Records to process:
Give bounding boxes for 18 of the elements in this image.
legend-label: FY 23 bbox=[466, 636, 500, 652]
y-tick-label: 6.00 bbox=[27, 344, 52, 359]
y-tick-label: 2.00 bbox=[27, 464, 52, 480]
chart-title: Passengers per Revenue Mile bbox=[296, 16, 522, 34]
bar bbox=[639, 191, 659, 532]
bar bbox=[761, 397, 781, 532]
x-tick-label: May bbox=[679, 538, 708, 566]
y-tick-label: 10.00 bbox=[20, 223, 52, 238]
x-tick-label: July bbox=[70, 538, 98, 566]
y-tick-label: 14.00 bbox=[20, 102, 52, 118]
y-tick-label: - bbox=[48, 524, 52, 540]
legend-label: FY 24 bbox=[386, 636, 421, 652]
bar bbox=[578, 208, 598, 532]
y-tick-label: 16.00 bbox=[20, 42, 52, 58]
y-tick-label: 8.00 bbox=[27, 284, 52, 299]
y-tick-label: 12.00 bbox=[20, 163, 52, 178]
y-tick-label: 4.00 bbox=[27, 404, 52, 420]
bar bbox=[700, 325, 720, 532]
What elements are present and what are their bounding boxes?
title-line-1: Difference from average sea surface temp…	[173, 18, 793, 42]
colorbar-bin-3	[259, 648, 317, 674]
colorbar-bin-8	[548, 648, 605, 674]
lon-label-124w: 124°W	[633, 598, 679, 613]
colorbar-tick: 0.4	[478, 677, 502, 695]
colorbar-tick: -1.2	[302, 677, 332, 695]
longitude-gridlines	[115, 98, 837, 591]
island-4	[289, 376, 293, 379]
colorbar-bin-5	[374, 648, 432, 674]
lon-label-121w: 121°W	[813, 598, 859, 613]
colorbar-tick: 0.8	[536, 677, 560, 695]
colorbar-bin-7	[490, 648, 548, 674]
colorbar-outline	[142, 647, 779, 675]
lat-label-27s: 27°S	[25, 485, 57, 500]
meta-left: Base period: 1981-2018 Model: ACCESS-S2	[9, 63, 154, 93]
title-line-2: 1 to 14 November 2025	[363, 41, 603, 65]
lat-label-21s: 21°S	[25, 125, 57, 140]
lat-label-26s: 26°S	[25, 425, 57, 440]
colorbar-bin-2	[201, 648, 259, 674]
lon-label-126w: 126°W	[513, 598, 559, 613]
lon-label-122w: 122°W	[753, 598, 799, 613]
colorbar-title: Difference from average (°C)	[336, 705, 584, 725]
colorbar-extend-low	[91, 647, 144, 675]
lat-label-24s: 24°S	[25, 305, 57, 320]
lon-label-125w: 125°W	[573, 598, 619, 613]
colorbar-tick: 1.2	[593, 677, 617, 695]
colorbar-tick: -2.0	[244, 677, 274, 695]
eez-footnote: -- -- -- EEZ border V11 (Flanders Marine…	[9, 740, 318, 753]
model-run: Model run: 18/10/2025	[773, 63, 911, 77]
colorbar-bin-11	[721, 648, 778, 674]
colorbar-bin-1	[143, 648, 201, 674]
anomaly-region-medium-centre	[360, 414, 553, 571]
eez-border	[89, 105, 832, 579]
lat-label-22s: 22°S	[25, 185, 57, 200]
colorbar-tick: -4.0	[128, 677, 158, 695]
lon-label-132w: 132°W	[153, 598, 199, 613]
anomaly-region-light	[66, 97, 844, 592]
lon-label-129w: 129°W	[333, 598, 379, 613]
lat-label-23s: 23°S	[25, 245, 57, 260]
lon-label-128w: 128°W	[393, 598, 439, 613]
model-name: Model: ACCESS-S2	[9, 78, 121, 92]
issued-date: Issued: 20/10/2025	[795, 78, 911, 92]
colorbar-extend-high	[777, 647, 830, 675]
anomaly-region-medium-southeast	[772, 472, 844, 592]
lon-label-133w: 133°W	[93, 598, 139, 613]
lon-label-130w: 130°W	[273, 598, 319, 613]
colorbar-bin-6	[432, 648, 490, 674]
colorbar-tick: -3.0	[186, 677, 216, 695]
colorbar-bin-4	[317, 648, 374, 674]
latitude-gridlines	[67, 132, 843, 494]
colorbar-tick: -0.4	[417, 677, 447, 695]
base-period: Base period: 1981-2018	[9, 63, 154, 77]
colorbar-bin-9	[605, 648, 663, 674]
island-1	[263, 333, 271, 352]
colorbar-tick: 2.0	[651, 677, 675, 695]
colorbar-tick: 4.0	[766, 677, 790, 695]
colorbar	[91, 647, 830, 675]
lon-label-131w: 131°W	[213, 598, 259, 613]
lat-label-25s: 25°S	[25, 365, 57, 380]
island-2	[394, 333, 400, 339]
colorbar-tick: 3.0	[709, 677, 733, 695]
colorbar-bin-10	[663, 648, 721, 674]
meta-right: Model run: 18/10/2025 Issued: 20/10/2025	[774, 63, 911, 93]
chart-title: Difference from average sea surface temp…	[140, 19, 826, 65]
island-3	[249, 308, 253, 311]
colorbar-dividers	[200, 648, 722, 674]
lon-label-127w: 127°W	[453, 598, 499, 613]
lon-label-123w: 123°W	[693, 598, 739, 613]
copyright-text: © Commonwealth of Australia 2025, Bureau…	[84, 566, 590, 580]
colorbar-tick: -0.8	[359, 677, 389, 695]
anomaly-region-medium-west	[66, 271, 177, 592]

To do:
Reproduce every line of the records above word for word, changing nothing.

The output:
Give bounding boxes for 18 of the elements in this image.
legend-label: FY 23 bbox=[466, 636, 500, 652]
y-tick-label: 6.00 bbox=[27, 344, 52, 359]
y-tick-label: 2.00 bbox=[27, 464, 52, 480]
chart-title: Passengers per Revenue Mile bbox=[296, 16, 522, 34]
bar bbox=[639, 191, 659, 532]
bar bbox=[761, 397, 781, 532]
x-tick-label: May bbox=[679, 538, 708, 566]
y-tick-label: 10.00 bbox=[20, 223, 52, 238]
x-tick-label: July bbox=[70, 538, 98, 566]
y-tick-label: 14.00 bbox=[20, 102, 52, 118]
y-tick-label: - bbox=[48, 524, 52, 540]
legend-label: FY 24 bbox=[386, 636, 421, 652]
bar bbox=[578, 208, 598, 532]
y-tick-label: 16.00 bbox=[20, 42, 52, 58]
y-tick-label: 8.00 bbox=[27, 284, 52, 299]
y-tick-label: 12.00 bbox=[20, 163, 52, 178]
y-tick-label: 4.00 bbox=[27, 404, 52, 420]
bar bbox=[700, 325, 720, 532]
What elements are present and what are their bounding boxes?
title-line-1: Difference from average sea surface temp…	[173, 18, 793, 42]
colorbar-bin-3	[259, 648, 317, 674]
colorbar-bin-8	[548, 648, 605, 674]
lon-label-124w: 124°W	[633, 598, 679, 613]
colorbar-tick: 0.4	[478, 677, 502, 695]
colorbar-tick: -1.2	[302, 677, 332, 695]
longitude-gridlines	[115, 98, 837, 591]
island-4	[289, 376, 293, 379]
colorbar-bin-5	[374, 648, 432, 674]
lon-label-121w: 121°W	[813, 598, 859, 613]
colorbar-tick: 0.8	[536, 677, 560, 695]
colorbar-bin-7	[490, 648, 548, 674]
colorbar-outline	[142, 647, 779, 675]
lat-label-27s: 27°S	[25, 485, 57, 500]
meta-left: Base period: 1981-2018 Model: ACCESS-S2	[9, 63, 154, 93]
title-line-2: 1 to 14 November 2025	[363, 41, 603, 65]
lat-label-21s: 21°S	[25, 125, 57, 140]
lat-label-26s: 26°S	[25, 425, 57, 440]
colorbar-bin-2	[201, 648, 259, 674]
lon-label-126w: 126°W	[513, 598, 559, 613]
lon-label-122w: 122°W	[753, 598, 799, 613]
colorbar-title: Difference from average (°C)	[336, 705, 584, 725]
colorbar-extend-low	[91, 647, 144, 675]
lat-label-24s: 24°S	[25, 305, 57, 320]
lon-label-125w: 125°W	[573, 598, 619, 613]
colorbar-tick: 1.2	[593, 677, 617, 695]
colorbar-tick: -2.0	[244, 677, 274, 695]
eez-footnote: -- -- -- EEZ border V11 (Flanders Marine…	[9, 740, 318, 753]
model-run: Model run: 18/10/2025	[773, 63, 911, 77]
colorbar-bin-11	[721, 648, 778, 674]
colorbar-bin-1	[143, 648, 201, 674]
anomaly-region-medium-centre	[360, 414, 553, 571]
eez-border	[89, 105, 832, 579]
lat-label-22s: 22°S	[25, 185, 57, 200]
colorbar-tick: -4.0	[128, 677, 158, 695]
lon-label-132w: 132°W	[153, 598, 199, 613]
anomaly-region-light	[66, 97, 844, 592]
lon-label-129w: 129°W	[333, 598, 379, 613]
lat-label-23s: 23°S	[25, 245, 57, 260]
lon-label-128w: 128°W	[393, 598, 439, 613]
model-name: Model: ACCESS-S2	[9, 78, 121, 92]
issued-date: Issued: 20/10/2025	[795, 78, 911, 92]
colorbar-extend-high	[777, 647, 830, 675]
anomaly-region-medium-southeast	[772, 472, 844, 592]
lon-label-133w: 133°W	[93, 598, 139, 613]
lon-label-130w: 130°W	[273, 598, 319, 613]
colorbar-bin-6	[432, 648, 490, 674]
colorbar-tick: -3.0	[186, 677, 216, 695]
colorbar-bin-4	[317, 648, 374, 674]
latitude-gridlines	[67, 132, 843, 494]
colorbar-tick: -0.4	[417, 677, 447, 695]
base-period: Base period: 1981-2018	[9, 63, 154, 77]
colorbar-bin-9	[605, 648, 663, 674]
island-1	[263, 333, 271, 352]
colorbar-tick: 2.0	[651, 677, 675, 695]
colorbar-tick: 4.0	[766, 677, 790, 695]
colorbar	[91, 647, 830, 675]
lon-label-131w: 131°W	[213, 598, 259, 613]
lat-label-25s: 25°S	[25, 365, 57, 380]
island-2	[394, 333, 400, 339]
colorbar-tick: 3.0	[709, 677, 733, 695]
colorbar-bin-10	[663, 648, 721, 674]
meta-right: Model run: 18/10/2025 Issued: 20/10/2025	[774, 63, 911, 93]
chart-title: Difference from average sea surface temp…	[140, 19, 826, 65]
island-3	[249, 308, 253, 311]
colorbar-dividers	[200, 648, 722, 674]
lon-label-127w: 127°W	[453, 598, 499, 613]
lon-label-123w: 123°W	[693, 598, 739, 613]
copyright-text: © Commonwealth of Australia 2025, Bureau…	[84, 566, 590, 580]
colorbar-tick: -0.8	[359, 677, 389, 695]
anomaly-region-medium-west	[66, 271, 177, 592]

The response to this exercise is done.